> **Required work**
Continue the article below about the film Extermineitors IV: Como hermanos gemelos, starting right after its last sentence.

> **Supplied text**
══════════════════════════════
- DVD cover
- Directed by: Carlos Galettini
- Written by: Salvador Valverde Calvo Salvador Valverde Freire
- Produced by: Carlos Galettini
- Starring: Guillermo Francella Aldo Barbero Rand McClain Javier Belgeri Mike Kirton
- Cinematography: Héctor Collodoro Carlos Torlaschi
- Edited by: Serafín Molina
- Music by: Lalo Fransen
- Production company: Argentina Sono Film
- Distributed by: Argentina Sono Film
- Release date: 23 January 1992;
- Running time: 90 minutes
- Country: Argentina
- Language: Spanish

= Extermineitors IV: Como hermanos gemelos =

Extermineitors IV: Como hermanos gemelos (English language title: Exterminators 4: As Twin Brothers) is a 1992 Argentine comedy action film directed by Carlos Galettini and starring Guillermo Francella and Aldo Barbero. The central argument of the film is largely a parody-homage of the classic Schwarzenegger/DeVito comedy Twins. It premiered on 23 January 1992 in Buenos Aires.
══════════════════════════════
> **Labeled region entries**
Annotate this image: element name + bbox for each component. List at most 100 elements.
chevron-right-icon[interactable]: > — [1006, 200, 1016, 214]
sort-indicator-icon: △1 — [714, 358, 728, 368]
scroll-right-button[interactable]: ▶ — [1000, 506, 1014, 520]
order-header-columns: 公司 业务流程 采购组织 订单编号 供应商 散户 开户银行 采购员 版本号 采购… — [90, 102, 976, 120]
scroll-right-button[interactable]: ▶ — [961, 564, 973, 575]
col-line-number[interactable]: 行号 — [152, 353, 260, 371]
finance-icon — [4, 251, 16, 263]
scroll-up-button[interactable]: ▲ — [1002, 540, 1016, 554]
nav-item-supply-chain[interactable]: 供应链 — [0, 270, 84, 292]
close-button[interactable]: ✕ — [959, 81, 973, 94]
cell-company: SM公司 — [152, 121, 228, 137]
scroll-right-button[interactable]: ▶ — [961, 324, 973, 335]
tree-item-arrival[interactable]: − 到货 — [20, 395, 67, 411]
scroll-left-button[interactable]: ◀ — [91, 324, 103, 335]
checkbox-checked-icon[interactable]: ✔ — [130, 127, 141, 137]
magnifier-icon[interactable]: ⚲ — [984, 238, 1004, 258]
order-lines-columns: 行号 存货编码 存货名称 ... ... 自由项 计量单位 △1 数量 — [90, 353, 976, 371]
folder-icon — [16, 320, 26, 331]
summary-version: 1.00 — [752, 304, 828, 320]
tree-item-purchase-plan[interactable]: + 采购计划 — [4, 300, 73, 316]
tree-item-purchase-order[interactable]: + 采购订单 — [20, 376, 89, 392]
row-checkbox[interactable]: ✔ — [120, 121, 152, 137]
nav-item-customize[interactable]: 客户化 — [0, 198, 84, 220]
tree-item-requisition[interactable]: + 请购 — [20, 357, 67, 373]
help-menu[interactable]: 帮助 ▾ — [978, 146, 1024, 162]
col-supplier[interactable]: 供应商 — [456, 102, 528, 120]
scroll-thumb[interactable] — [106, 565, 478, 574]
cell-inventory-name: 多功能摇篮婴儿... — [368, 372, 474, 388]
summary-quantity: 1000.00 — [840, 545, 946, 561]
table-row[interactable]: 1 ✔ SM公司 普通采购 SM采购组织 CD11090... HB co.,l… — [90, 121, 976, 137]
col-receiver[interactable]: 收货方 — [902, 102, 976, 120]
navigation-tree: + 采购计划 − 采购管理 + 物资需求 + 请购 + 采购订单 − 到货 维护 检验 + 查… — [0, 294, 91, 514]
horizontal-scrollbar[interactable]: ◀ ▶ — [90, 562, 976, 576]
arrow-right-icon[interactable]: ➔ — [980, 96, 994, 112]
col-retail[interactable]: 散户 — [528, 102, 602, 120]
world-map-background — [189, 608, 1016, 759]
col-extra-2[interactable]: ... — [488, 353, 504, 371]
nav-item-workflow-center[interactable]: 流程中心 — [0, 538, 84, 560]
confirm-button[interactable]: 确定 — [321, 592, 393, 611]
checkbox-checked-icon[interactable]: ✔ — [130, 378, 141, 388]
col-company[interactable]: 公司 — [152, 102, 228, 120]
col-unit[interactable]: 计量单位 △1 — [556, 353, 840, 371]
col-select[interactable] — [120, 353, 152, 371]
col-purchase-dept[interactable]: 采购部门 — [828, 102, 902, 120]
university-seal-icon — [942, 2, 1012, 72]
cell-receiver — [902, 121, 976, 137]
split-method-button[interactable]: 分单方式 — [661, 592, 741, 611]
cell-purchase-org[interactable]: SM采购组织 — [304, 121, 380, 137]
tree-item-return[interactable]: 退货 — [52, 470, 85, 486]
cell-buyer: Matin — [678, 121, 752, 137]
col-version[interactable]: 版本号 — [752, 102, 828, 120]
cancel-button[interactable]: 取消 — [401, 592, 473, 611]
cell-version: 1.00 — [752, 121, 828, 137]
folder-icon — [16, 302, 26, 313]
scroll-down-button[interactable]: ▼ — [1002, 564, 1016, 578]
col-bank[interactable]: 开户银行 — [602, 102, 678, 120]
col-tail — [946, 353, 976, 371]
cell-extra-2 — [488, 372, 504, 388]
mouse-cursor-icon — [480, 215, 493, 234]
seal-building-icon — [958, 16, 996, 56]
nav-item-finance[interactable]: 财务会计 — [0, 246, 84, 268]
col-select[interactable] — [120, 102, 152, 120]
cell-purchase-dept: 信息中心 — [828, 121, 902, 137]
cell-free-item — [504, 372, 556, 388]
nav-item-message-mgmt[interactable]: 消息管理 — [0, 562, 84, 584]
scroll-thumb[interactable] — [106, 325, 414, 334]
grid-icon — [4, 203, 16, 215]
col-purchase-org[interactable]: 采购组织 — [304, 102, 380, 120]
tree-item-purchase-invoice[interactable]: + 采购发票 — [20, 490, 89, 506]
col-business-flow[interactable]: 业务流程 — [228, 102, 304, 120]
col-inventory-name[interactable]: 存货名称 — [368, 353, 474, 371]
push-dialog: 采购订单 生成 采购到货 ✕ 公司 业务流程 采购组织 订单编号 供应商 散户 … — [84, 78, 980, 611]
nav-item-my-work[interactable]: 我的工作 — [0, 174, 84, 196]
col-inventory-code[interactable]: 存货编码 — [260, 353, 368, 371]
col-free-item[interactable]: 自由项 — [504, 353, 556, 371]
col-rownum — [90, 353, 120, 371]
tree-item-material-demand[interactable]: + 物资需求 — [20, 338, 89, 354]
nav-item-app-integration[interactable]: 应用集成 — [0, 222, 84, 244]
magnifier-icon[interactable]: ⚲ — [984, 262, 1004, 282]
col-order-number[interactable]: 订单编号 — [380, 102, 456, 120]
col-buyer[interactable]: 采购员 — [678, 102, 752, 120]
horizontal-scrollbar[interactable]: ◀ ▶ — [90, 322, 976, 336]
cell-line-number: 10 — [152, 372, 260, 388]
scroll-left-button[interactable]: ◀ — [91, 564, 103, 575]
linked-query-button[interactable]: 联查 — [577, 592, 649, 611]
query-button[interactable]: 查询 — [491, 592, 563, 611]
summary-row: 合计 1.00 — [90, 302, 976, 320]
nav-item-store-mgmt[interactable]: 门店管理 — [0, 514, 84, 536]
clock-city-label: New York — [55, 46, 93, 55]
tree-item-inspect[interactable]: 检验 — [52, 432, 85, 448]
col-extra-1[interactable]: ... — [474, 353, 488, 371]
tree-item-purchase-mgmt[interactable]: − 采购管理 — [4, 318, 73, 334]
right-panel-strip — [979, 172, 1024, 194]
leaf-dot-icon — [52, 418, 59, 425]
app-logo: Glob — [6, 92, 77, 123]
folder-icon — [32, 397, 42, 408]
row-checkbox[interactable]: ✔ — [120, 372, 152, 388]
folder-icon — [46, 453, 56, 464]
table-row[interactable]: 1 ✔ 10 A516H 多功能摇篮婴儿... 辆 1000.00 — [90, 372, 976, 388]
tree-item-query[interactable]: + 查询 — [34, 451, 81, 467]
══════════════════════════════
> **Final answer**
== Synopsis ==
The leader of the Extermineitors task force, Colonel William, has discovered that the old enemy of the organization, Mc Clain, has left crime and lives quietly in Iguazu Falls. William wants Mc Clain to work for him and on the right side of the law. He develops a plan for his top man, Guillermo, to perform the mission of recruiting Mc Clain, by making him believe that Mc Clain is his long lost twin brother. From then on, Guillermo, and Mc Clain become friends and fight together against the old criminal organization of ninja robbers, now led by the vicious criminal known as The Albino.

== Cast ==
- Guillermo Francella ... Guillermo
- Aldo Barbero ... Colonel William
- Rand McClain ... Randolf Mc Clain (as Randolf Mc Clain)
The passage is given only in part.